Data excerpts
● ● ● ● ●

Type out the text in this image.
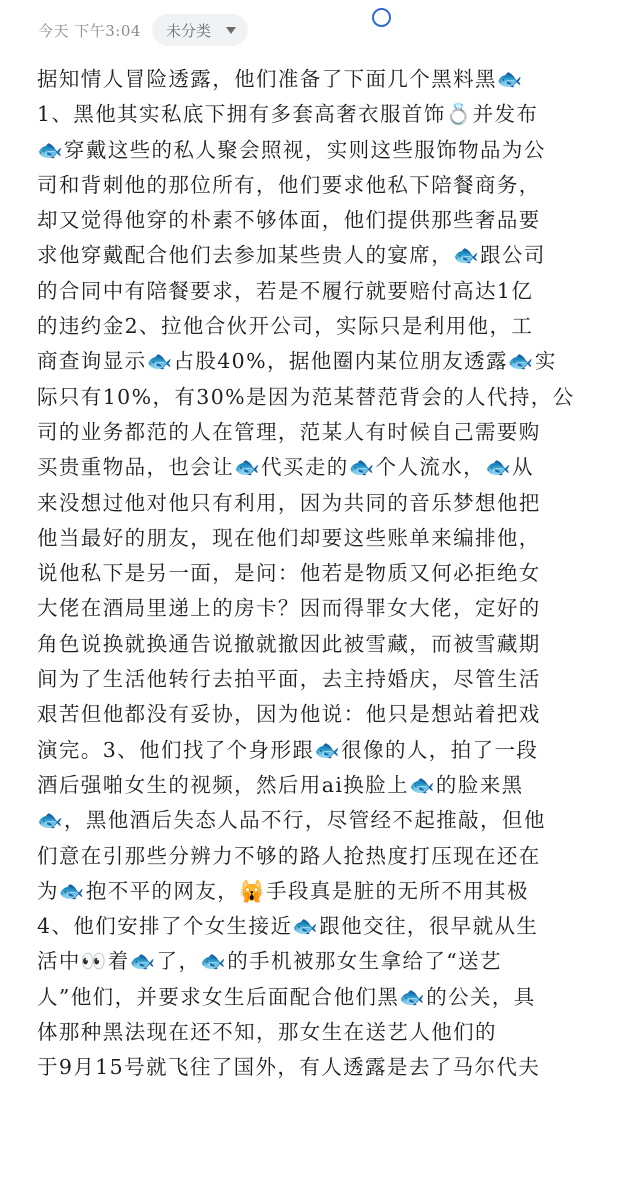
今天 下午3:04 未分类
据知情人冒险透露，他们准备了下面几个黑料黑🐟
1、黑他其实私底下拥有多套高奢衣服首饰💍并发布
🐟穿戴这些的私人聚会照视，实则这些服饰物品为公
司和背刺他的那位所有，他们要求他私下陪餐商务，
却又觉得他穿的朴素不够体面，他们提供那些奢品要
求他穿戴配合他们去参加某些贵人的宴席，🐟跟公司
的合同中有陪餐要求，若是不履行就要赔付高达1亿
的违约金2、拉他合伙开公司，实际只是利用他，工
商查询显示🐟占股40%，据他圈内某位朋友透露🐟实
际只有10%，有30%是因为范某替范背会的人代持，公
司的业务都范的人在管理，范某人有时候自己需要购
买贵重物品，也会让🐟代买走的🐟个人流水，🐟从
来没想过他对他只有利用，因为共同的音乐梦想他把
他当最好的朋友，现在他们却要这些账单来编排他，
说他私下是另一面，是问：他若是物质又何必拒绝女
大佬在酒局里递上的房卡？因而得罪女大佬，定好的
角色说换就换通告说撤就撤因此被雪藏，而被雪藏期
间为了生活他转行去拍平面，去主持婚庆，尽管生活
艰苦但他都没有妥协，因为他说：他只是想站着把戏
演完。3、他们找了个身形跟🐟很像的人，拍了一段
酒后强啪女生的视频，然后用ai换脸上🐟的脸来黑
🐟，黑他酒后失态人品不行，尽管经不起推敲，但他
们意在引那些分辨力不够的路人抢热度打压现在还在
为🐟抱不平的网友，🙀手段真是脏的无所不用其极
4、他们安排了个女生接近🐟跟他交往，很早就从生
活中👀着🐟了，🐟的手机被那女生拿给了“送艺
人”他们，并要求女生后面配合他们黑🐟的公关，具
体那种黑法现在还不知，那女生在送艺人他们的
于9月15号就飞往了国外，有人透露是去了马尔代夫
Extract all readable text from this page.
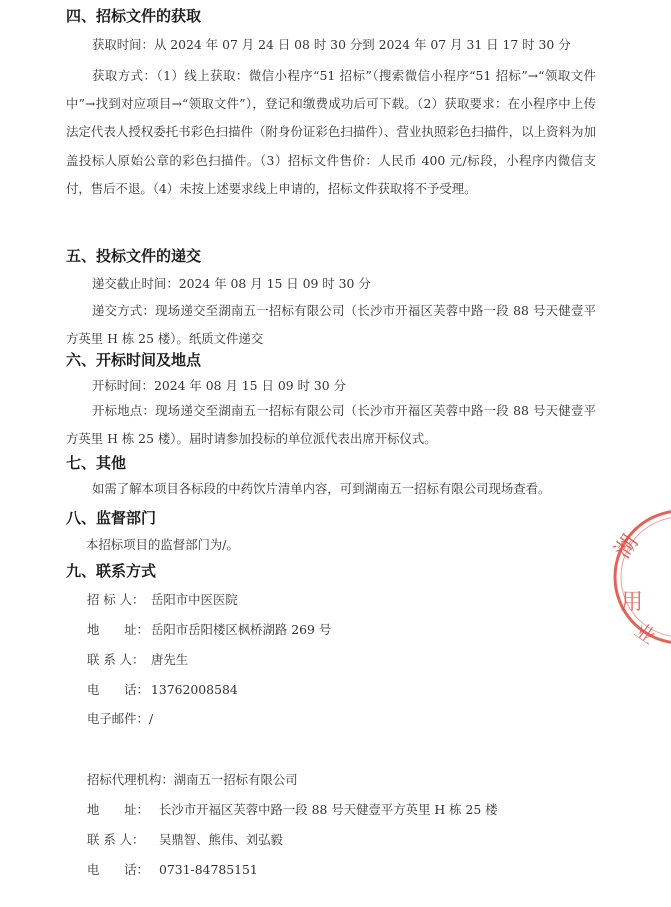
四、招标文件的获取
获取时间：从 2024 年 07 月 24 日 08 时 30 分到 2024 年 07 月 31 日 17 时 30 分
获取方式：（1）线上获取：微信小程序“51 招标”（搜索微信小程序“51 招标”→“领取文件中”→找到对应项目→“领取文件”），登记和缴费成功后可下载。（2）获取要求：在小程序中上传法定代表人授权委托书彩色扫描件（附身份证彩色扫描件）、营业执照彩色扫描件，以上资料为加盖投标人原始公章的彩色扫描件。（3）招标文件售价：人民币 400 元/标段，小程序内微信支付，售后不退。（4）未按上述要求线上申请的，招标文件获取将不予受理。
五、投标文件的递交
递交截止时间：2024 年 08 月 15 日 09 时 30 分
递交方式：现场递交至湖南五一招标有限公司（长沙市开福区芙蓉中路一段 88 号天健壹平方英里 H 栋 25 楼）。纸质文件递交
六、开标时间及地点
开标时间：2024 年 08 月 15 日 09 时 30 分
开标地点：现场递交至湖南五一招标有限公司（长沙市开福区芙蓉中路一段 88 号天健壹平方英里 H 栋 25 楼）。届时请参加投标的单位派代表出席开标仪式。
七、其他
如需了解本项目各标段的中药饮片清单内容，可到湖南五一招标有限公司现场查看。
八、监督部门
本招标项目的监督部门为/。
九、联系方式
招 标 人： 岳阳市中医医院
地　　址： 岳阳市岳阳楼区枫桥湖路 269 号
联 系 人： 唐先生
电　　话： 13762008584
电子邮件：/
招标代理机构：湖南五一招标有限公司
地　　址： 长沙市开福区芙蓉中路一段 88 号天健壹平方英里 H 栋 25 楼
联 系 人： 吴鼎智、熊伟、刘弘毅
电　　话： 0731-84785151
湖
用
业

● ● ● ● ●

Restate the whole of the material word for word without the pictures.

Type out the text in this image.
今天 下午3:04 未分类
据知情人冒险透露，他们准备了下面几个黑料黑🐟
1、黑他其实私底下拥有多套高奢衣服首饰💍并发布
🐟穿戴这些的私人聚会照视，实则这些服饰物品为公
司和背刺他的那位所有，他们要求他私下陪餐商务，
却又觉得他穿的朴素不够体面，他们提供那些奢品要
求他穿戴配合他们去参加某些贵人的宴席，🐟跟公司
的合同中有陪餐要求，若是不履行就要赔付高达1亿
的违约金2、拉他合伙开公司，实际只是利用他，工
商查询显示🐟占股40%，据他圈内某位朋友透露🐟实
际只有10%，有30%是因为范某替范背会的人代持，公
司的业务都范的人在管理，范某人有时候自己需要购
买贵重物品，也会让🐟代买走的🐟个人流水，🐟从
来没想过他对他只有利用，因为共同的音乐梦想他把
他当最好的朋友，现在他们却要这些账单来编排他，
说他私下是另一面，是问：他若是物质又何必拒绝女
大佬在酒局里递上的房卡？因而得罪女大佬，定好的
角色说换就换通告说撤就撤因此被雪藏，而被雪藏期
间为了生活他转行去拍平面，去主持婚庆，尽管生活
艰苦但他都没有妥协，因为他说：他只是想站着把戏
演完。3、他们找了个身形跟🐟很像的人，拍了一段
酒后强啪女生的视频，然后用ai换脸上🐟的脸来黑
🐟，黑他酒后失态人品不行，尽管经不起推敲，但他
们意在引那些分辨力不够的路人抢热度打压现在还在
为🐟抱不平的网友，🙀手段真是脏的无所不用其极
4、他们安排了个女生接近🐟跟他交往，很早就从生
活中👀着🐟了，🐟的手机被那女生拿给了“送艺
人”他们，并要求女生后面配合他们黑🐟的公关，具
体那种黑法现在还不知，那女生在送艺人他们的
于9月15号就飞往了国外，有人透露是去了马尔代夫
Extract all readable text from this page.
四、招标文件的获取
获取时间：从 2024 年 07 月 24 日 08 时 30 分到 2024 年 07 月 31 日 17 时 30 分
获取方式：（1）线上获取：微信小程序“51 招标”（搜索微信小程序“51 招标”→“领取文件中”→找到对应项目→“领取文件”），登记和缴费成功后可下载。（2）获取要求：在小程序中上传法定代表人授权委托书彩色扫描件（附身份证彩色扫描件）、营业执照彩色扫描件，以上资料为加盖投标人原始公章的彩色扫描件。（3）招标文件售价：人民币 400 元/标段，小程序内微信支付，售后不退。（4）未按上述要求线上申请的，招标文件获取将不予受理。
五、投标文件的递交
递交截止时间：2024 年 08 月 15 日 09 时 30 分
递交方式：现场递交至湖南五一招标有限公司（长沙市开福区芙蓉中路一段 88 号天健壹平方英里 H 栋 25 楼）。纸质文件递交
六、开标时间及地点
开标时间：2024 年 08 月 15 日 09 时 30 分
开标地点：现场递交至湖南五一招标有限公司（长沙市开福区芙蓉中路一段 88 号天健壹平方英里 H 栋 25 楼）。届时请参加投标的单位派代表出席开标仪式。
七、其他
如需了解本项目各标段的中药饮片清单内容，可到湖南五一招标有限公司现场查看。
八、监督部门
本招标项目的监督部门为/。
九、联系方式
招 标 人： 岳阳市中医医院
地　　址： 岳阳市岳阳楼区枫桥湖路 269 号
联 系 人： 唐先生
电　　话： 13762008584
电子邮件：/
招标代理机构：湖南五一招标有限公司
地　　址： 长沙市开福区芙蓉中路一段 88 号天健壹平方英里 H 栋 25 楼
联 系 人： 吴鼎智、熊伟、刘弘毅
电　　话： 0731-84785151
湖
用
业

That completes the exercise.